** Begin Raw data **

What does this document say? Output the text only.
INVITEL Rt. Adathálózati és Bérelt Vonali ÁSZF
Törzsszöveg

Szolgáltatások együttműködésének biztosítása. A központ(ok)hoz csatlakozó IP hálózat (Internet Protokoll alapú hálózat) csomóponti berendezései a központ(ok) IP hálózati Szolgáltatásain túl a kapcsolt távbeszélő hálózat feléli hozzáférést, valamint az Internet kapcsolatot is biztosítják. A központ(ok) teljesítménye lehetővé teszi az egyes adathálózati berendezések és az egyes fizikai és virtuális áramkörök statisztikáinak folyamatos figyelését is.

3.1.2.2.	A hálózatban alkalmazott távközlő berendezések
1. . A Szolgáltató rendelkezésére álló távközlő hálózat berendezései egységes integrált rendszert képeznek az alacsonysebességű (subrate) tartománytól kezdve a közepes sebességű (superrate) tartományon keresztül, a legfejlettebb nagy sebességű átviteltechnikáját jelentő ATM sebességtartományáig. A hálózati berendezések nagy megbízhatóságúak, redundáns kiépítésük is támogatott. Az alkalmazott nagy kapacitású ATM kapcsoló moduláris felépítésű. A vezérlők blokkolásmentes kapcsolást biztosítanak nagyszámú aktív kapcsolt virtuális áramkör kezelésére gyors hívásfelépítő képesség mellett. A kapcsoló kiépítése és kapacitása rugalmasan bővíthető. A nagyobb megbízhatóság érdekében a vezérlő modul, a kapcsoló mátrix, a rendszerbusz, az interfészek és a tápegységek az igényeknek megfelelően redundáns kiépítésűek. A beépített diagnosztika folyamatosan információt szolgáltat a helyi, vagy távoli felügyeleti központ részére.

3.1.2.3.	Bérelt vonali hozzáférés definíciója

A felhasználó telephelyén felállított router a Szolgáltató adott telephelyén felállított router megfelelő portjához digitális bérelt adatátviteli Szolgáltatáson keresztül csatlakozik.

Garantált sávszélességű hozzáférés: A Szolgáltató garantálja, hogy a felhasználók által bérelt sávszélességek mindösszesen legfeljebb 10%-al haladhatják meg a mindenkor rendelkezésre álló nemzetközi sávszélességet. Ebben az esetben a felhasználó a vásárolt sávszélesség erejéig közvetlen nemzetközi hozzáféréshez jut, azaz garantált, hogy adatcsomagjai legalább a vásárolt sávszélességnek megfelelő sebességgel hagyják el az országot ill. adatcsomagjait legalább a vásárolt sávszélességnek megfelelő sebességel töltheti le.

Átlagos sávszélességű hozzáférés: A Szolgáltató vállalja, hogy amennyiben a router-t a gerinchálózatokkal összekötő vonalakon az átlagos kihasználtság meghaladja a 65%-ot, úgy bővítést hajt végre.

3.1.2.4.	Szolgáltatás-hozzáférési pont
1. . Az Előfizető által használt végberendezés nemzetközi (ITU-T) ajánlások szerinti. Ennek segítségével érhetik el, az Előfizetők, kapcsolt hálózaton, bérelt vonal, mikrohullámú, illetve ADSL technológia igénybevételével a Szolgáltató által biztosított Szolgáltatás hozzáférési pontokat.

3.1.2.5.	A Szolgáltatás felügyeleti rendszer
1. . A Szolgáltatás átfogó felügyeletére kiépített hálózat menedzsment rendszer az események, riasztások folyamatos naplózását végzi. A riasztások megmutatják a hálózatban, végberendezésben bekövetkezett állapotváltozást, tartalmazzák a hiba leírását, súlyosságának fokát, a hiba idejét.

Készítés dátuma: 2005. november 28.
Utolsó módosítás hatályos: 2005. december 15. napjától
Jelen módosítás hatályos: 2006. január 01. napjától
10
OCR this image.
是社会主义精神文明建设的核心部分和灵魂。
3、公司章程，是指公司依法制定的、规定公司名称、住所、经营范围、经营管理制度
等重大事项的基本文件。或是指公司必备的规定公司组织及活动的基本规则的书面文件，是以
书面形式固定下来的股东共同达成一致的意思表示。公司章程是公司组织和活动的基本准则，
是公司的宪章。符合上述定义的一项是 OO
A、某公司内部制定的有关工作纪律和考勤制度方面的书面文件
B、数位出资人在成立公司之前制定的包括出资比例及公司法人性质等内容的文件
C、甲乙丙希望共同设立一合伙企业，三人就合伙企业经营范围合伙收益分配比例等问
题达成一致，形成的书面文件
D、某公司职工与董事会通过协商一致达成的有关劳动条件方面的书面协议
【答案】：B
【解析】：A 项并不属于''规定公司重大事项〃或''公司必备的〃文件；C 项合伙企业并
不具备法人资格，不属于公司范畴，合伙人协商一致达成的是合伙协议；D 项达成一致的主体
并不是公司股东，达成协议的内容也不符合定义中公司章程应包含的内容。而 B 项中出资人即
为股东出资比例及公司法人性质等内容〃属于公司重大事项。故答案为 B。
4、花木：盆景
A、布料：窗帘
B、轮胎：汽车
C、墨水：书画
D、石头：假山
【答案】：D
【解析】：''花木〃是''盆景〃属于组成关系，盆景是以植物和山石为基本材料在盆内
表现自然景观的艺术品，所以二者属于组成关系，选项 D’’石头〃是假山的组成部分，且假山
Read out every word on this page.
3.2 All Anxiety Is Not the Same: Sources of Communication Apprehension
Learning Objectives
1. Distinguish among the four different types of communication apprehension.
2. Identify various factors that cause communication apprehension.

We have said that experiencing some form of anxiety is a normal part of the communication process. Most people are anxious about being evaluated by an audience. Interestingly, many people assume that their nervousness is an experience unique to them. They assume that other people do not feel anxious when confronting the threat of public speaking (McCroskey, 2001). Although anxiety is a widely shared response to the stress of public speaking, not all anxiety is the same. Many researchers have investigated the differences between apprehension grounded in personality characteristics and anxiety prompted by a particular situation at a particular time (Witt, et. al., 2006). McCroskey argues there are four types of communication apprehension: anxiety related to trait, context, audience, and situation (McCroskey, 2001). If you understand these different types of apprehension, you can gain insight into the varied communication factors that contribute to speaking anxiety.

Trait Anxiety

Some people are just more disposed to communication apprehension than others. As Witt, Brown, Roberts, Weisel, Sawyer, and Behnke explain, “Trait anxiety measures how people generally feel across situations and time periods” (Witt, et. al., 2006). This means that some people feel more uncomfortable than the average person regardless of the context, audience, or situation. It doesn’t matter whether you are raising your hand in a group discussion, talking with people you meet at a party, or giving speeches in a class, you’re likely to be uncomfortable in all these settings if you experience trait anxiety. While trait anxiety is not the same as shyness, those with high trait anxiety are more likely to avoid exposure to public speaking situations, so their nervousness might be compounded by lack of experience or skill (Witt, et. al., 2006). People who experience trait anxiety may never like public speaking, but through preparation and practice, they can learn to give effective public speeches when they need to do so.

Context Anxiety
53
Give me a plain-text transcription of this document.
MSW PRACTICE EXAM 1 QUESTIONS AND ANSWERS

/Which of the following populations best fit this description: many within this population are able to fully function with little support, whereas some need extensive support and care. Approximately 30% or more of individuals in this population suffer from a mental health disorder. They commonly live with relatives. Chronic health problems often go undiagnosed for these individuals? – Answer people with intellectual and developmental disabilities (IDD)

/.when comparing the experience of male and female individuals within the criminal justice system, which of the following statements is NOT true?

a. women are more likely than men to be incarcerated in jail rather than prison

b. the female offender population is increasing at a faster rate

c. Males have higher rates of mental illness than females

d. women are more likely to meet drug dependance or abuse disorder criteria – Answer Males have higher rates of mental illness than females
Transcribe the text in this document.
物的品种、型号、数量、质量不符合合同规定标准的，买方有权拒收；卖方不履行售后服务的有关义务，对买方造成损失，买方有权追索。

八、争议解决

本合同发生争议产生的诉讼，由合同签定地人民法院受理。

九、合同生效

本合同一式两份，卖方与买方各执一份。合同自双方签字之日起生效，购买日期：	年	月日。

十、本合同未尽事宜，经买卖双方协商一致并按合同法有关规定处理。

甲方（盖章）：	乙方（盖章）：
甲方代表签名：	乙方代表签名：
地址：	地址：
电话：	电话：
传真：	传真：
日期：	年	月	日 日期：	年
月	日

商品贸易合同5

** End Raw data **

### What you should do
Find each line in the records holding the string "females" and show it.

### Task output
c. Males have higher rates of mental illness than females
d. women are more likely to meet drug dependance or abuse disorder criteria – Answer Males have higher rates of mental illness than females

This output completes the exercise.